> _INSTRUCTION_:
Search the entries below. Return every line that has "федеральный" in it.

> _RAW RECORDS_:
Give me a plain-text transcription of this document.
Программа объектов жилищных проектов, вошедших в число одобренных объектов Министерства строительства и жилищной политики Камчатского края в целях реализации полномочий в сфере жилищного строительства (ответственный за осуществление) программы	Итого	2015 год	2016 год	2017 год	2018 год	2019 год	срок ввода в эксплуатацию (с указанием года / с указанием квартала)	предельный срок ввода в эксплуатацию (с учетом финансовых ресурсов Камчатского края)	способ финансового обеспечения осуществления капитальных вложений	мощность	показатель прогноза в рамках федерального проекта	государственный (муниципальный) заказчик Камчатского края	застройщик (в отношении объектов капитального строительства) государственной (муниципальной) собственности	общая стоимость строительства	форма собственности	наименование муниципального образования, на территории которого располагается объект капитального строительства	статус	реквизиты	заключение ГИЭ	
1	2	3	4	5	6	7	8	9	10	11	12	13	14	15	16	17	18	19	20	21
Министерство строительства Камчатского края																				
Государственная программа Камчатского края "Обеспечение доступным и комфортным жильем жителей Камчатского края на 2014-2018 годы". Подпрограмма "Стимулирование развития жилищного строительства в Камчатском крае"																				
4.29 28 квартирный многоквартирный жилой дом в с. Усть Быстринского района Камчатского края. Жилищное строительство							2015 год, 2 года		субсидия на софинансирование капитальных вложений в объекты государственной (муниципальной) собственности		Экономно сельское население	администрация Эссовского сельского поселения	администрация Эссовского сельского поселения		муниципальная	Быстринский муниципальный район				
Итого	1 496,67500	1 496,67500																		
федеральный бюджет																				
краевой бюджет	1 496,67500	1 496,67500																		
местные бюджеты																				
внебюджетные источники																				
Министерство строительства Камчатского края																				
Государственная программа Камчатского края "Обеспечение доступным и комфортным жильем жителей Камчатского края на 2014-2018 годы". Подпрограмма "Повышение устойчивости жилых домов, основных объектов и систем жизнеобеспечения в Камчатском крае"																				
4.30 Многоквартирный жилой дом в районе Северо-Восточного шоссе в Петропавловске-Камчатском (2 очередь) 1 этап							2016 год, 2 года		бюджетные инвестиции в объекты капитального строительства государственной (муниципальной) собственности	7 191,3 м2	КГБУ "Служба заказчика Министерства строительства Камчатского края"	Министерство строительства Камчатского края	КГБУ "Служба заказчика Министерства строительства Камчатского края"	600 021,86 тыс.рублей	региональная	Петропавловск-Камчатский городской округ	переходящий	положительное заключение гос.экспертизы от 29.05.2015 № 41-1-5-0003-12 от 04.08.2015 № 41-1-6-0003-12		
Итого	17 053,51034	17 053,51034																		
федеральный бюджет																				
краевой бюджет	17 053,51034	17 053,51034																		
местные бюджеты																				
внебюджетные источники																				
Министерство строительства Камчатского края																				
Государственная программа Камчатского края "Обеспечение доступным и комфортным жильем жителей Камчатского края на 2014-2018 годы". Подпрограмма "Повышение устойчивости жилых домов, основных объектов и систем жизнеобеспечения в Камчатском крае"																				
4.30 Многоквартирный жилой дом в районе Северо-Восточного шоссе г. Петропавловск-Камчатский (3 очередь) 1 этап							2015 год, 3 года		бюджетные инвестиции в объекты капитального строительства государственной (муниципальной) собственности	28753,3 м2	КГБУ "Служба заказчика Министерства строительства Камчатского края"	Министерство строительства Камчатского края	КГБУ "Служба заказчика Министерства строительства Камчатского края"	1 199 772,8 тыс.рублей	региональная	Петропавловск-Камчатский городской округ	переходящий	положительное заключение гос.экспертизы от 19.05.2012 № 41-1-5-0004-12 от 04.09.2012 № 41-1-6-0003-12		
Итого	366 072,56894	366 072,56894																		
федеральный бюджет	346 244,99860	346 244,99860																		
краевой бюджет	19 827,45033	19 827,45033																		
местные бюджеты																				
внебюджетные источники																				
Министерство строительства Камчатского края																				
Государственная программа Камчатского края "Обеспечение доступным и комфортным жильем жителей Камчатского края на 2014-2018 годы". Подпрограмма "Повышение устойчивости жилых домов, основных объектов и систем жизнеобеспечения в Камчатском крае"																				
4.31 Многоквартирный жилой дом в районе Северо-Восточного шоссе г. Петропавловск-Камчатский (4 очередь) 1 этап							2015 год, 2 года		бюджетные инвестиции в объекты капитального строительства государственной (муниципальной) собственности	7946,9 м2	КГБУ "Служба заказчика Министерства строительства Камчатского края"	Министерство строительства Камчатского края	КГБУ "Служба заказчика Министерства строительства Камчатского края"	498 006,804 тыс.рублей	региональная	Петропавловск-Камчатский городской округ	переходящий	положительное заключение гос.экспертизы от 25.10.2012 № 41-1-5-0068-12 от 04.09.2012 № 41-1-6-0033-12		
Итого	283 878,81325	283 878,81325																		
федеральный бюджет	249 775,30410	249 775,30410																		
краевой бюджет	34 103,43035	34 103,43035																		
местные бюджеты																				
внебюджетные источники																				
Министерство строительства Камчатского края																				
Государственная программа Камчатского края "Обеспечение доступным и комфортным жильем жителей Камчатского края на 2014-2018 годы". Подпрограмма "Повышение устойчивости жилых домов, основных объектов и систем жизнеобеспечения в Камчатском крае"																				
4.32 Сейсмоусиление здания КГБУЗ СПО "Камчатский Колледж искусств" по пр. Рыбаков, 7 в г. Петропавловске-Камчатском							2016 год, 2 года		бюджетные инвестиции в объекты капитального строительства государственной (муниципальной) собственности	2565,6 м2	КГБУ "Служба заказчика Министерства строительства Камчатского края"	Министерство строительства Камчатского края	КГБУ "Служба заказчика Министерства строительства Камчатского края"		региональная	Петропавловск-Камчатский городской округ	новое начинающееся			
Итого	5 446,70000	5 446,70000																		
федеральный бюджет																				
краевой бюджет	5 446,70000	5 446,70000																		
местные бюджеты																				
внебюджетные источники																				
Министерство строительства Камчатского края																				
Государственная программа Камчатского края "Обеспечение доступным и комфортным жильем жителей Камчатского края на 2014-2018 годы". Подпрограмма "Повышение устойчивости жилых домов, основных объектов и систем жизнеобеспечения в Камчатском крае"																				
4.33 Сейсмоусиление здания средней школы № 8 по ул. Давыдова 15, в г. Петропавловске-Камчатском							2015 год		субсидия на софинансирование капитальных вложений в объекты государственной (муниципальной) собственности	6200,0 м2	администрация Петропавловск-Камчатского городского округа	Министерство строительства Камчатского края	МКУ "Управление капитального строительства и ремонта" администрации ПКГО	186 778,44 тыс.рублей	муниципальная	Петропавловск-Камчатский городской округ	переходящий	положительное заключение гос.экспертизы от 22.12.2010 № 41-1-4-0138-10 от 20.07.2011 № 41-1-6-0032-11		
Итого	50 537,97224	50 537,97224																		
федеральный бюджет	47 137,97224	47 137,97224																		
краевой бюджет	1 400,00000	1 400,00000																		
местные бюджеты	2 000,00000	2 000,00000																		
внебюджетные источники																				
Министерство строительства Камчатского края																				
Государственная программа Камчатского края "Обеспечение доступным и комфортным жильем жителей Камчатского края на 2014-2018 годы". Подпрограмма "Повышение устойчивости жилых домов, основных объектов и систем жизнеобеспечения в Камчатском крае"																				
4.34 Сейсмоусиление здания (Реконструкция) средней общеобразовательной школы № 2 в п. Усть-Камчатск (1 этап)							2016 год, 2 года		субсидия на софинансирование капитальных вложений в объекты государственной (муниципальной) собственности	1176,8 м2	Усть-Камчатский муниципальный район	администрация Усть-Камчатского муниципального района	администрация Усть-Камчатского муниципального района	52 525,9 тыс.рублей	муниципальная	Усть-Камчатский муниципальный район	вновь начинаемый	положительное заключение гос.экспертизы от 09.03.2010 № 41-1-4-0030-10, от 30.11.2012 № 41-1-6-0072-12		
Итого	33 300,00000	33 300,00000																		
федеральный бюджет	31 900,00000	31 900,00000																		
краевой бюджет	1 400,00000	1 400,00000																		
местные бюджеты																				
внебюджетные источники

> _EXPECTED ANSWER_:
федеральный бюджет																				
федеральный бюджет																				
федеральный бюджет	346 244,99860	346 244,99860																		
федеральный бюджет	249 775,30410	249 775,30410																		
федеральный бюджет																				
федеральный бюджет	47 137,97224	47 137,97224																		
федеральный бюджет	31 900,00000	31 900,00000																		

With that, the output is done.